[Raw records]
※

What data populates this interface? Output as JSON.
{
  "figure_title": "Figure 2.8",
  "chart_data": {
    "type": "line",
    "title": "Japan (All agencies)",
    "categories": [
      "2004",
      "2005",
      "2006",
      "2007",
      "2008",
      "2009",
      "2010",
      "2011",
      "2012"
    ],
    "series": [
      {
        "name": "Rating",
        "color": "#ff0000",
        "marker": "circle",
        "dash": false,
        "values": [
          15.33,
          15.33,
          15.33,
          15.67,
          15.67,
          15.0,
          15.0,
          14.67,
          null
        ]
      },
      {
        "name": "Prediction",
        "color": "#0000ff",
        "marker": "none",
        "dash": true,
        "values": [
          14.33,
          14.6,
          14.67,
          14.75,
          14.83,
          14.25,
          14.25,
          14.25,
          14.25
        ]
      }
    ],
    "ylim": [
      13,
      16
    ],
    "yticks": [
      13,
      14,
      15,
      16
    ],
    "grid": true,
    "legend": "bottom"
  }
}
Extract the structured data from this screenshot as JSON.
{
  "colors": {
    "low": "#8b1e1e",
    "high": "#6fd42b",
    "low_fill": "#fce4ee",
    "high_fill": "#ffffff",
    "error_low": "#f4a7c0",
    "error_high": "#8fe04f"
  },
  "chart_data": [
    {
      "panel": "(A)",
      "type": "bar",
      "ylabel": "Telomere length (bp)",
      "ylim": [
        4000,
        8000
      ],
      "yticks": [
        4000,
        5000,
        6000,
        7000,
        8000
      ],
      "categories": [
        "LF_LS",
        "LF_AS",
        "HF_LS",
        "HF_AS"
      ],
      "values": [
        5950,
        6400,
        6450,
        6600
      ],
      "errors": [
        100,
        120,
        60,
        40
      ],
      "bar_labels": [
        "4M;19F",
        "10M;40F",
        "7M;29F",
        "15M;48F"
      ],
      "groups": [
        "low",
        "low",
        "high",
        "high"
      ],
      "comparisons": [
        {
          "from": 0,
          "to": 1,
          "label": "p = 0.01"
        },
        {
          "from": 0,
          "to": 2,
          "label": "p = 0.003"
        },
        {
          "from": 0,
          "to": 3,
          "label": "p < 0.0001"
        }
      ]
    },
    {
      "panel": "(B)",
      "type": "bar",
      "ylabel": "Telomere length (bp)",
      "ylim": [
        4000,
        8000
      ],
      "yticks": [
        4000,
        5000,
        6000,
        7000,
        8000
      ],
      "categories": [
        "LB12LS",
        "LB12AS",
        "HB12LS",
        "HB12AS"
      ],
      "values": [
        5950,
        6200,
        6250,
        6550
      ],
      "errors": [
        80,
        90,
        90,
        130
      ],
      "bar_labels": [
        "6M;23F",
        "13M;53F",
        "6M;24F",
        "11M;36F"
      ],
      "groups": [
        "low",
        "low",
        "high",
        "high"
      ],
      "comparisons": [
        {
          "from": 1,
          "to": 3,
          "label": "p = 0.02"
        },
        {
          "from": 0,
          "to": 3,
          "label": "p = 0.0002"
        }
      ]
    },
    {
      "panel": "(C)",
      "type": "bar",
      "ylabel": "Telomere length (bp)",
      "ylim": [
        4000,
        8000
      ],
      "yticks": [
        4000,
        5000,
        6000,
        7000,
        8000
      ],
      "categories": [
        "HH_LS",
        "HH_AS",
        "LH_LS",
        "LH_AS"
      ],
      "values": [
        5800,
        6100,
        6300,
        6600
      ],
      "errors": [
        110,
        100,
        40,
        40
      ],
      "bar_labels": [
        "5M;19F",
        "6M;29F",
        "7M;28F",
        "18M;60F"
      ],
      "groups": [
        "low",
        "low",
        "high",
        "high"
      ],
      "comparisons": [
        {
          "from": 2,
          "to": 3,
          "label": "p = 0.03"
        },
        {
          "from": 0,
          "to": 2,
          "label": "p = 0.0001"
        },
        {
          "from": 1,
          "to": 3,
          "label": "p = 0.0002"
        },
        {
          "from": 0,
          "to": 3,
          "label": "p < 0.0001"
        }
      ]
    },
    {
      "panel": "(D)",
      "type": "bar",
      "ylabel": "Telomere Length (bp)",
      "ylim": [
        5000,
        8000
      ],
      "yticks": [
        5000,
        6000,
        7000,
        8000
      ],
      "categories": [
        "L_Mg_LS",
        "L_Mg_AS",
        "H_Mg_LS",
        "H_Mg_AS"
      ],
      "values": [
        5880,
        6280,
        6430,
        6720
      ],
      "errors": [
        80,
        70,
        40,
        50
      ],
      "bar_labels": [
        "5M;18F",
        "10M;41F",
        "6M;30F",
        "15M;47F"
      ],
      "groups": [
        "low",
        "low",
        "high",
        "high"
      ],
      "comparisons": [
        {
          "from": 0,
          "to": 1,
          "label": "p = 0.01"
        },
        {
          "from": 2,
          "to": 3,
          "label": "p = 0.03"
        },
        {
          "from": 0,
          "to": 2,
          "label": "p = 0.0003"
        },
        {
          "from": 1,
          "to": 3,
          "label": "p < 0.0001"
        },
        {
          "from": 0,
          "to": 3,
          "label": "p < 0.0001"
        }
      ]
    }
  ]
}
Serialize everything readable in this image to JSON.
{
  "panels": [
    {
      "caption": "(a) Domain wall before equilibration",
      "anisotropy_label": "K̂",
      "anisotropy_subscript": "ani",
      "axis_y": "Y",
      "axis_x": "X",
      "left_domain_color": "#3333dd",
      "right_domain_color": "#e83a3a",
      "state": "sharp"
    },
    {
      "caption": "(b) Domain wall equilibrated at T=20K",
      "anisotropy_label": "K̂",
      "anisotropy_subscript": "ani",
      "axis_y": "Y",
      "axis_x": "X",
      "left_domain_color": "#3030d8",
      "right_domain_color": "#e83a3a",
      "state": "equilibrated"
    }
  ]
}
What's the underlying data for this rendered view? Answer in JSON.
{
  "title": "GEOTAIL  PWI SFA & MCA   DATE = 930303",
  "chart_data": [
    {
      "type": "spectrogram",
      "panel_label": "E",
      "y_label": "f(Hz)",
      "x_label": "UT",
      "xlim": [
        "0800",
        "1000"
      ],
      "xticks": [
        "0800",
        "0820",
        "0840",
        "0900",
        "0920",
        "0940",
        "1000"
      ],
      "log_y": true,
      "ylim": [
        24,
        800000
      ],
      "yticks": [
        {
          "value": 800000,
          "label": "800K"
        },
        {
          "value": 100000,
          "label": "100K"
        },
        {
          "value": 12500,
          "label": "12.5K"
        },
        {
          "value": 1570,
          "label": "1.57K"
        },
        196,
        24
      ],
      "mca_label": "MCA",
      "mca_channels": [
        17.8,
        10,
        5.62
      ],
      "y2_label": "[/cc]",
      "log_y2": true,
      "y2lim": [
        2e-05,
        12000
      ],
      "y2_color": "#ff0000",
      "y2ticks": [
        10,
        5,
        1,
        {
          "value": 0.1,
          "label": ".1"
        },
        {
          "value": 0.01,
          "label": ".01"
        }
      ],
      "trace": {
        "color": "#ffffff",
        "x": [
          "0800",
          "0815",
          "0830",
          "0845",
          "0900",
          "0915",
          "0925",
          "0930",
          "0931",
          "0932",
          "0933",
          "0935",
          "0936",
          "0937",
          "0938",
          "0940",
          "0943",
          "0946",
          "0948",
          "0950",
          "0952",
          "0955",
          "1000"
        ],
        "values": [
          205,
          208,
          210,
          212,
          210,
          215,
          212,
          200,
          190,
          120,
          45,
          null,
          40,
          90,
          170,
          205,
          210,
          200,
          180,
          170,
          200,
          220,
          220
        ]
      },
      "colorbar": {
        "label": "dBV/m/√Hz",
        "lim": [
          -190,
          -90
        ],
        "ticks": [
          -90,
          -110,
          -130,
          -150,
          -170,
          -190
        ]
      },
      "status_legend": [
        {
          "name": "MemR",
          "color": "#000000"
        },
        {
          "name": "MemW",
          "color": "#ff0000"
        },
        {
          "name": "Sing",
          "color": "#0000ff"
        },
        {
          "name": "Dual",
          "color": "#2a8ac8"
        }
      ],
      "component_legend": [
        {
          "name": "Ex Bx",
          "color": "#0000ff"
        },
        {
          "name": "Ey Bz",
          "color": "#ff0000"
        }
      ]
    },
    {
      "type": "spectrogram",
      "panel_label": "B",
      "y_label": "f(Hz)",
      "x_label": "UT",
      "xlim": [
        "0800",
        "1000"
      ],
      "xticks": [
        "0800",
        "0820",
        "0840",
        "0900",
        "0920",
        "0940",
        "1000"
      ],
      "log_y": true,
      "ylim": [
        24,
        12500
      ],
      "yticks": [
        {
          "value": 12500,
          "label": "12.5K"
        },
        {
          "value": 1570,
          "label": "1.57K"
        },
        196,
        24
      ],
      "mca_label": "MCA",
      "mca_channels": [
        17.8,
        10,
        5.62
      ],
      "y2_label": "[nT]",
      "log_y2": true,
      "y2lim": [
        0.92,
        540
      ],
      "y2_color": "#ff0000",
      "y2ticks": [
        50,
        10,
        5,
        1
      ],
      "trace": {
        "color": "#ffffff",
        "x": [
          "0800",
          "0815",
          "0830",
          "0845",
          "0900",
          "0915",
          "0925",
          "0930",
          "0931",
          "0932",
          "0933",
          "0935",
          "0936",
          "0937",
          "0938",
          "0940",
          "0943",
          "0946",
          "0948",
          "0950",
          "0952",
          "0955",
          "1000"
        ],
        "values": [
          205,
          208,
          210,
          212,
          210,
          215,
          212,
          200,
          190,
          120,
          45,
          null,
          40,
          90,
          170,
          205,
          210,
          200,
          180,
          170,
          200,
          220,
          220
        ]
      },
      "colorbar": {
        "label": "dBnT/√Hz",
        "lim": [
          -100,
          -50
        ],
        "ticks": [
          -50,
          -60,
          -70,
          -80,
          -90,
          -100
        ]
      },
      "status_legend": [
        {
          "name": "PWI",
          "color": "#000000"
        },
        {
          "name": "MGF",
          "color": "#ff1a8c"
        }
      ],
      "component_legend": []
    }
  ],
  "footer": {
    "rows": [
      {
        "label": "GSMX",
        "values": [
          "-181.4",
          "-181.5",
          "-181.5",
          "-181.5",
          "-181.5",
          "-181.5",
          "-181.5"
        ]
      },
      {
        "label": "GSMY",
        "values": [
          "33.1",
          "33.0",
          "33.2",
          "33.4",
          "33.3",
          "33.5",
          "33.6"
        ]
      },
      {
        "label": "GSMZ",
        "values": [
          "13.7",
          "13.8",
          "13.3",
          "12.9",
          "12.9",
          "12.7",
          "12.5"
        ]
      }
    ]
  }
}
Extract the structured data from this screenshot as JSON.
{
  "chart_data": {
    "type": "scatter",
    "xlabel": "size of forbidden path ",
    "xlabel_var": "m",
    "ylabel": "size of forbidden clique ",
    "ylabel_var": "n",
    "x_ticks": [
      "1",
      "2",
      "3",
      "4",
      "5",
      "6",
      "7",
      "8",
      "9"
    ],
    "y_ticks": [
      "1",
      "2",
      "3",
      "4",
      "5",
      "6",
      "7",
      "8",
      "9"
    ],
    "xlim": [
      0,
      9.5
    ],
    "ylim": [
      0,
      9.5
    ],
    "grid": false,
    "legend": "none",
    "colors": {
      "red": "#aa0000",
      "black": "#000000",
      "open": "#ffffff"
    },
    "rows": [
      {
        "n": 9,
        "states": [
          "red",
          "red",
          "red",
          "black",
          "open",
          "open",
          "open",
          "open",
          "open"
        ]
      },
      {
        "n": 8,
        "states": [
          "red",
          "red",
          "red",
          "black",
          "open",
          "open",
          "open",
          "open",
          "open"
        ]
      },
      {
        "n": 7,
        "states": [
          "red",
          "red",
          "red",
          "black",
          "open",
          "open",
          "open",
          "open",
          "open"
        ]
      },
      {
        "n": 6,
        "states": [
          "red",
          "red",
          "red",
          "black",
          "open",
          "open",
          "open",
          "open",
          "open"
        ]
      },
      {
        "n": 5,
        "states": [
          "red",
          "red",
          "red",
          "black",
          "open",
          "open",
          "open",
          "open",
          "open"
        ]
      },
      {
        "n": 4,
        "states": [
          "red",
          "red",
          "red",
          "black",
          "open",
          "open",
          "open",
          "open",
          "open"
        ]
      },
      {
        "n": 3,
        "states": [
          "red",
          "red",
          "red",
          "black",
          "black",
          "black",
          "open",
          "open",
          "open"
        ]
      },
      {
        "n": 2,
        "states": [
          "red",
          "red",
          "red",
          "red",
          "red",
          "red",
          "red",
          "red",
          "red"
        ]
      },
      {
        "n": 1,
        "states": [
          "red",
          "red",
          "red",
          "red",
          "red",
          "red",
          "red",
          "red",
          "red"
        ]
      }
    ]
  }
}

※

PROBLEM DETAILS:
From the listing above, return each line with the word "JSON".

OUTPUT BELOW:
What data populates this interface? Output as JSON.
Extract the structured data from this screenshot as JSON.
Serialize everything readable in this image to JSON.
What's the underlying data for this rendered view? Answer in JSON.
Extract the structured data from this screenshot as JSON.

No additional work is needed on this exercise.